▶ _Data entries_
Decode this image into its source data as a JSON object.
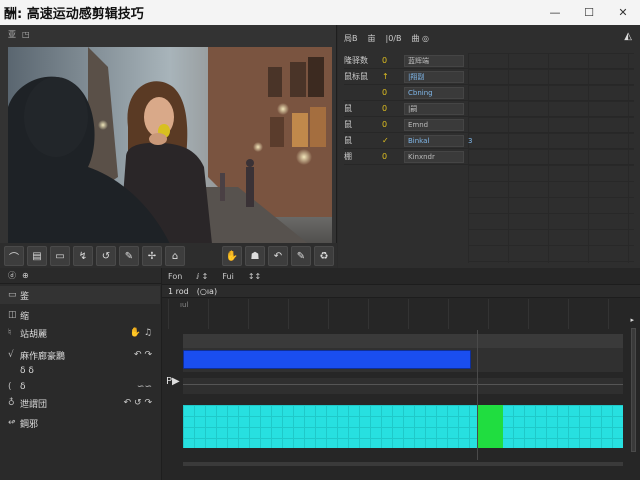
{
  "window": {
    "title": "酬: 高速运动感剪辑技巧",
    "minimize": "—",
    "maximize": "☐",
    "close": "✕"
  },
  "viewer": {
    "header_items": [
      "亚",
      "◳"
    ]
  },
  "viewer_tools": {
    "left": [
      "⌒",
      "▤",
      "▭",
      "↯",
      "↺",
      "✎",
      "✢",
      "⌂"
    ],
    "right": [
      "✋",
      "☗",
      "↶",
      "✎",
      "♻"
    ]
  },
  "inspector": {
    "header": [
      "局B",
      "亩",
      "|0/B",
      "曲 ◎"
    ],
    "corner_icon": "◭",
    "rows": [
      {
        "label": "隆驿数",
        "value": "0",
        "prop": "蓝辉端",
        "extra": "",
        "plain": true
      },
      {
        "label": "鼠标鼠",
        "value": "↑",
        "prop": "|翔副",
        "extra": "",
        "plain": false
      },
      {
        "label": "",
        "value": "0",
        "prop": "Cbning",
        "extra": "",
        "plain": false
      },
      {
        "label": "鼠",
        "value": "0",
        "prop": "|嗣",
        "extra": "",
        "plain": true
      },
      {
        "label": "鼠",
        "value": "0",
        "prop": "Emnd",
        "extra": "",
        "plain": true
      },
      {
        "label": "鼠",
        "value": "✓",
        "prop": "Binkal",
        "extra": "3",
        "plain": false
      },
      {
        "label": "棚",
        "value": "0",
        "prop": "Kinxndr",
        "extra": "",
        "plain": true
      }
    ]
  },
  "tracks": {
    "header": [
      "ⓓ",
      "⊕"
    ],
    "items": [
      {
        "icon": "▭",
        "label": "鉴",
        "right": ""
      },
      {
        "icon": "◫",
        "label": "缩",
        "right": ""
      },
      {
        "icon": "♮",
        "label": "站胡麗",
        "right": "✋ ♫"
      },
      {
        "icon": "√",
        "label": "麻作廊豪鸝",
        "right": "↶ ↷"
      },
      {
        "icon": "",
        "label": "δ δ",
        "right": ""
      },
      {
        "icon": "(",
        "label": "δ",
        "right": "∽∽"
      },
      {
        "icon": "♁",
        "label": "迣謂団",
        "right": "↶ ↺ ↷"
      },
      {
        "icon": "↫",
        "label": "鋼邪",
        "right": ""
      }
    ]
  },
  "timeline": {
    "header": [
      "Fon",
      "ⅈ ↕",
      "Fui",
      "↕↕"
    ],
    "tabs": [
      "1 rod",
      "(○ıa)"
    ],
    "ruler_label": "ıul",
    "playback_label": "P▶",
    "scroll_arrow": "▸"
  }
}
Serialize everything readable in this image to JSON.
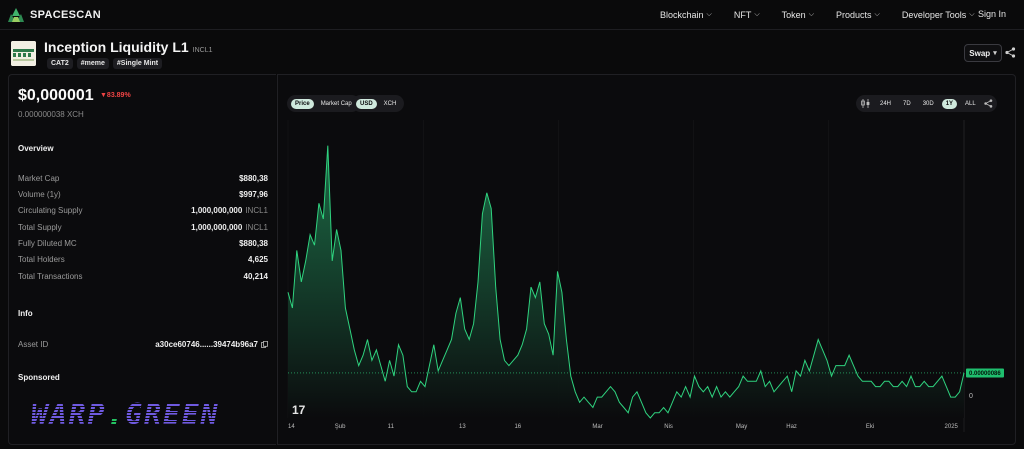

▶ _CHALLENGE_
Make an exact copy of the records above, with the pictures left out.

▶ _THE OUTPUT_
Decode this image into its source data as a JSON object.
{
  "window": {
    "title": "酬: 高速运动感剪辑技巧",
    "minimize": "—",
    "maximize": "☐",
    "close": "✕"
  },
  "viewer": {
    "header_items": [
      "亚",
      "◳"
    ]
  },
  "viewer_tools": {
    "left": [
      "⌒",
      "▤",
      "▭",
      "↯",
      "↺",
      "✎",
      "✢",
      "⌂"
    ],
    "right": [
      "✋",
      "☗",
      "↶",
      "✎",
      "♻"
    ]
  },
  "inspector": {
    "header": [
      "局B",
      "亩",
      "|0/B",
      "曲 ◎"
    ],
    "corner_icon": "◭",
    "rows": [
      {
        "label": "隆驿数",
        "value": "0",
        "prop": "蓝辉端",
        "extra": "",
        "plain": true
      },
      {
        "label": "鼠标鼠",
        "value": "↑",
        "prop": "|翔副",
        "extra": "",
        "plain": false
      },
      {
        "label": "",
        "value": "0",
        "prop": "Cbning",
        "extra": "",
        "plain": false
      },
      {
        "label": "鼠",
        "value": "0",
        "prop": "|嗣",
        "extra": "",
        "plain": true
      },
      {
        "label": "鼠",
        "value": "0",
        "prop": "Emnd",
        "extra": "",
        "plain": true
      },
      {
        "label": "鼠",
        "value": "✓",
        "prop": "Binkal",
        "extra": "3",
        "plain": false
      },
      {
        "label": "棚",
        "value": "0",
        "prop": "Kinxndr",
        "extra": "",
        "plain": true
      }
    ]
  },
  "tracks": {
    "header": [
      "ⓓ",
      "⊕"
    ],
    "items": [
      {
        "icon": "▭",
        "label": "鉴",
        "right": ""
      },
      {
        "icon": "◫",
        "label": "缩",
        "right": ""
      },
      {
        "icon": "♮",
        "label": "站胡麗",
        "right": "✋ ♫"
      },
      {
        "icon": "√",
        "label": "麻作廊豪鸝",
        "right": "↶ ↷"
      },
      {
        "icon": "",
        "label": "δ δ",
        "right": ""
      },
      {
        "icon": "(",
        "label": "δ",
        "right": "∽∽"
      },
      {
        "icon": "♁",
        "label": "迣謂団",
        "right": "↶ ↺ ↷"
      },
      {
        "icon": "↫",
        "label": "鋼邪",
        "right": ""
      }
    ]
  },
  "timeline": {
    "header": [
      "Fon",
      "ⅈ ↕",
      "Fui",
      "↕↕"
    ],
    "tabs": [
      "1 rod",
      "(○ıa)"
    ],
    "ruler_label": "ıul",
    "playback_label": "P▶",
    "scroll_arrow": "▸"
  }
}
Serialize everything readable in this image to JSON.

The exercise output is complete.